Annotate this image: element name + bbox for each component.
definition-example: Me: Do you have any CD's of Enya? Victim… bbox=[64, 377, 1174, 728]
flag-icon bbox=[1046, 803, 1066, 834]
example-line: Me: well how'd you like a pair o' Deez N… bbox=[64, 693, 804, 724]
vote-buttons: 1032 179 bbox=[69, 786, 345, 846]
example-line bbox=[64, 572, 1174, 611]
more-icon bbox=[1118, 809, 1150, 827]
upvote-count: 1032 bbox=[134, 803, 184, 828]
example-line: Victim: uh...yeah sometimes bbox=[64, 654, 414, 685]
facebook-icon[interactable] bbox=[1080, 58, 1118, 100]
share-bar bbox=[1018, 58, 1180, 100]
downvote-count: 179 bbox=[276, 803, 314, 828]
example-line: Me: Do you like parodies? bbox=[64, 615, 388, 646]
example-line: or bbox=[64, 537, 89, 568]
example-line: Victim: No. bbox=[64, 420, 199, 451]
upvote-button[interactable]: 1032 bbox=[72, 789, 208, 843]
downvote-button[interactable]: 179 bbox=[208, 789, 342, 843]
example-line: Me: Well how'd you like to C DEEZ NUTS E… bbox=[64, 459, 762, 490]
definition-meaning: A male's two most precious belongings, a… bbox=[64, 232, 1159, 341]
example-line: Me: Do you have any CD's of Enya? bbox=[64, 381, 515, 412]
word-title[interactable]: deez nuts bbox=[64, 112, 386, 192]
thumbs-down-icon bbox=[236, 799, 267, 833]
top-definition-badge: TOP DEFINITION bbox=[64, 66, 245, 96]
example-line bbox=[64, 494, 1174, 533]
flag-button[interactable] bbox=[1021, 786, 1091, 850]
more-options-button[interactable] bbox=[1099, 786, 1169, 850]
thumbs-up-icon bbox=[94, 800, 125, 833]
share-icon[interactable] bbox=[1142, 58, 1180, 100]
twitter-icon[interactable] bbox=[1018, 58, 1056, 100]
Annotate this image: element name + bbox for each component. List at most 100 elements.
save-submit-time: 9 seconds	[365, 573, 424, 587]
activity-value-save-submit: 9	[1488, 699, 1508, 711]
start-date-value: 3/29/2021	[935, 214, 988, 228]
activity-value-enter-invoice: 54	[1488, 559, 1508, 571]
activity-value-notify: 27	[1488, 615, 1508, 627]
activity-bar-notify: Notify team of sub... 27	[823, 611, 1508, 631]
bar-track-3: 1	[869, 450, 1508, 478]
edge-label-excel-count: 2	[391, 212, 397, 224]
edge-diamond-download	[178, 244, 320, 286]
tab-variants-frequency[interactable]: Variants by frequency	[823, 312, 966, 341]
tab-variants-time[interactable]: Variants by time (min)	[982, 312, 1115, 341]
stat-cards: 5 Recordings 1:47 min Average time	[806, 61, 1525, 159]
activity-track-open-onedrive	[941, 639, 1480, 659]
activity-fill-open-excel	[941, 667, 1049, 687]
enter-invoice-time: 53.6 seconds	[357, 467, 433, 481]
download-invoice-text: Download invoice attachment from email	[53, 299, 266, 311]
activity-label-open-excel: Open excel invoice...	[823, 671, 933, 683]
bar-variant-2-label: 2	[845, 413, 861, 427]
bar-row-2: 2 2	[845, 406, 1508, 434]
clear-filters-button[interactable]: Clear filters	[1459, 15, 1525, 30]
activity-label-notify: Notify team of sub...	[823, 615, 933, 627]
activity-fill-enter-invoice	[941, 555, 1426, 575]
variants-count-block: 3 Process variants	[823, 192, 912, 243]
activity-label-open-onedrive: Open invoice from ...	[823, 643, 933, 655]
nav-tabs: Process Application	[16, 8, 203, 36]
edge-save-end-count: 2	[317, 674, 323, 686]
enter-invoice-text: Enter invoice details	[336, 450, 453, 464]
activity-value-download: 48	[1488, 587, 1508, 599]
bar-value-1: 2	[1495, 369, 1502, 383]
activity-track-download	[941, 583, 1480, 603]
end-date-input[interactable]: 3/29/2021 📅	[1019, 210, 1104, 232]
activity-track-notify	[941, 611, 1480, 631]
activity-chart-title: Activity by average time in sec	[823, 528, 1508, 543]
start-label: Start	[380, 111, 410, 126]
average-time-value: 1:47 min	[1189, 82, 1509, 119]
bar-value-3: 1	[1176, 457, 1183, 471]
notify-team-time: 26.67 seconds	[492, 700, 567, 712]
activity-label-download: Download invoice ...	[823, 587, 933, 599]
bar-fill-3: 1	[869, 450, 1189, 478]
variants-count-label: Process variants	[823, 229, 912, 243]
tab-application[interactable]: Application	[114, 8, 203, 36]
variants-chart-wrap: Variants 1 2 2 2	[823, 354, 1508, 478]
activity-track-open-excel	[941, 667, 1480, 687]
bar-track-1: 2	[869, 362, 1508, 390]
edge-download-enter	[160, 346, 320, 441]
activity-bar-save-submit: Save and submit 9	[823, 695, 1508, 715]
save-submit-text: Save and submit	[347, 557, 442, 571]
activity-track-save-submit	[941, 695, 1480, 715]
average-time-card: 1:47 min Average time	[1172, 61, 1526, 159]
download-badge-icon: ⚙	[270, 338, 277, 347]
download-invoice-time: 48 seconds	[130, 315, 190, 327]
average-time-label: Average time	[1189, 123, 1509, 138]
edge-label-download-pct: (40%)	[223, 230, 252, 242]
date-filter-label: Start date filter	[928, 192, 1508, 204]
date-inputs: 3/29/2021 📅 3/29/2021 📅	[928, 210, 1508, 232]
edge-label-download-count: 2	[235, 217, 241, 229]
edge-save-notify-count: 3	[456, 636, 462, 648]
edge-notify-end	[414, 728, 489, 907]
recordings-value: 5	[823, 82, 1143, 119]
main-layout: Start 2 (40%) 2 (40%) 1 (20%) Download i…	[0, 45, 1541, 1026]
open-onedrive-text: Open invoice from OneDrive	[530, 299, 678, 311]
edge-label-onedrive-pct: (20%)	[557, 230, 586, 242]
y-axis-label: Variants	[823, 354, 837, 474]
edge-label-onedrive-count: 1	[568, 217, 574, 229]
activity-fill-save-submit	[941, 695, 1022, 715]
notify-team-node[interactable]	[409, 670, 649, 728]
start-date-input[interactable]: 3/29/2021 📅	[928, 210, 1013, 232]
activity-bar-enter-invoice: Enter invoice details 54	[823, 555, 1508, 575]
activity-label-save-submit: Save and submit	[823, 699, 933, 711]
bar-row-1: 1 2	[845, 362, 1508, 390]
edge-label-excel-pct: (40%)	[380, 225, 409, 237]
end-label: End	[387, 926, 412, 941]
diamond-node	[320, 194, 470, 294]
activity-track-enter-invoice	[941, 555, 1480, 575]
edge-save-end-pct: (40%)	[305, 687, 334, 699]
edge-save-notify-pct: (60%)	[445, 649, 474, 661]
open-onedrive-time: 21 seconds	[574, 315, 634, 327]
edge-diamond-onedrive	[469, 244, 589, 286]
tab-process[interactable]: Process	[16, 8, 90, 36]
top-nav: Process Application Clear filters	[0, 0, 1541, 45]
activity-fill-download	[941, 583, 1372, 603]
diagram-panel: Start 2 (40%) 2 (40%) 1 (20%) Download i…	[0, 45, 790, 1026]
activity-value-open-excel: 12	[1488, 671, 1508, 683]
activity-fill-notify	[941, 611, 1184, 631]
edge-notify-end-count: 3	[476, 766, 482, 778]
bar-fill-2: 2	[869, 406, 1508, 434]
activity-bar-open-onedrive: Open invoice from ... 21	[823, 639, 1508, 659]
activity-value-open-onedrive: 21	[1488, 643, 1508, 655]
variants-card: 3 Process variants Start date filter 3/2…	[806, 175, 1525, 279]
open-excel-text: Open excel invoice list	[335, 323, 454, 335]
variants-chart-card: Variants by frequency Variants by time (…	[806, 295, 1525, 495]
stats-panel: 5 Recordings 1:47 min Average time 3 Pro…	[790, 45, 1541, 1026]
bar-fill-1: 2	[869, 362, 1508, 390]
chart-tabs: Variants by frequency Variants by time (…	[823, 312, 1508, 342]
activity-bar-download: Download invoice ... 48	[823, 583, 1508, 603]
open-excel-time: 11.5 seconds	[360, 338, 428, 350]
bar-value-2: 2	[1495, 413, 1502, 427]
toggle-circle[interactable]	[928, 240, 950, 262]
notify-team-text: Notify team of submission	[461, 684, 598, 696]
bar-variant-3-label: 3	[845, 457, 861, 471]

Aim
Convert everything from the first of the rows above down to the row containing "downvote-count: 179 bbox=[276, 803, 314, 828]", both included, into a Markdown table with the columns No. and Row text, leaving out any blank lines.

Task result
| No. | Row text |
|---|---|
| 1 | Annotate this image: element name + bbox for each component. |
| 2 | definition-example: Me: Do you have any CD's of Enya? Victim… bbox=[64, 377, 1174, 728] |
| 3 | flag-icon bbox=[1046, 803, 1066, 834] |
| 4 | example-line: Me: well how'd you like a pair o' Deez N… bbox=[64, 693, 804, 724] |
| 5 | vote-buttons: 1032 179 bbox=[69, 786, 345, 846] |
| 6 | example-line bbox=[64, 572, 1174, 611] |
| 7 | more-icon bbox=[1118, 809, 1150, 827] |
| 8 | upvote-count: 1032 bbox=[134, 803, 184, 828] |
| 9 | example-line: Victim: uh...yeah sometimes bbox=[64, 654, 414, 685] |
| 10 | facebook-icon[interactable] bbox=[1080, 58, 1118, 100] |
| 11 | share-bar bbox=[1018, 58, 1180, 100] |
| 12 | downvote-count: 179 bbox=[276, 803, 314, 828] |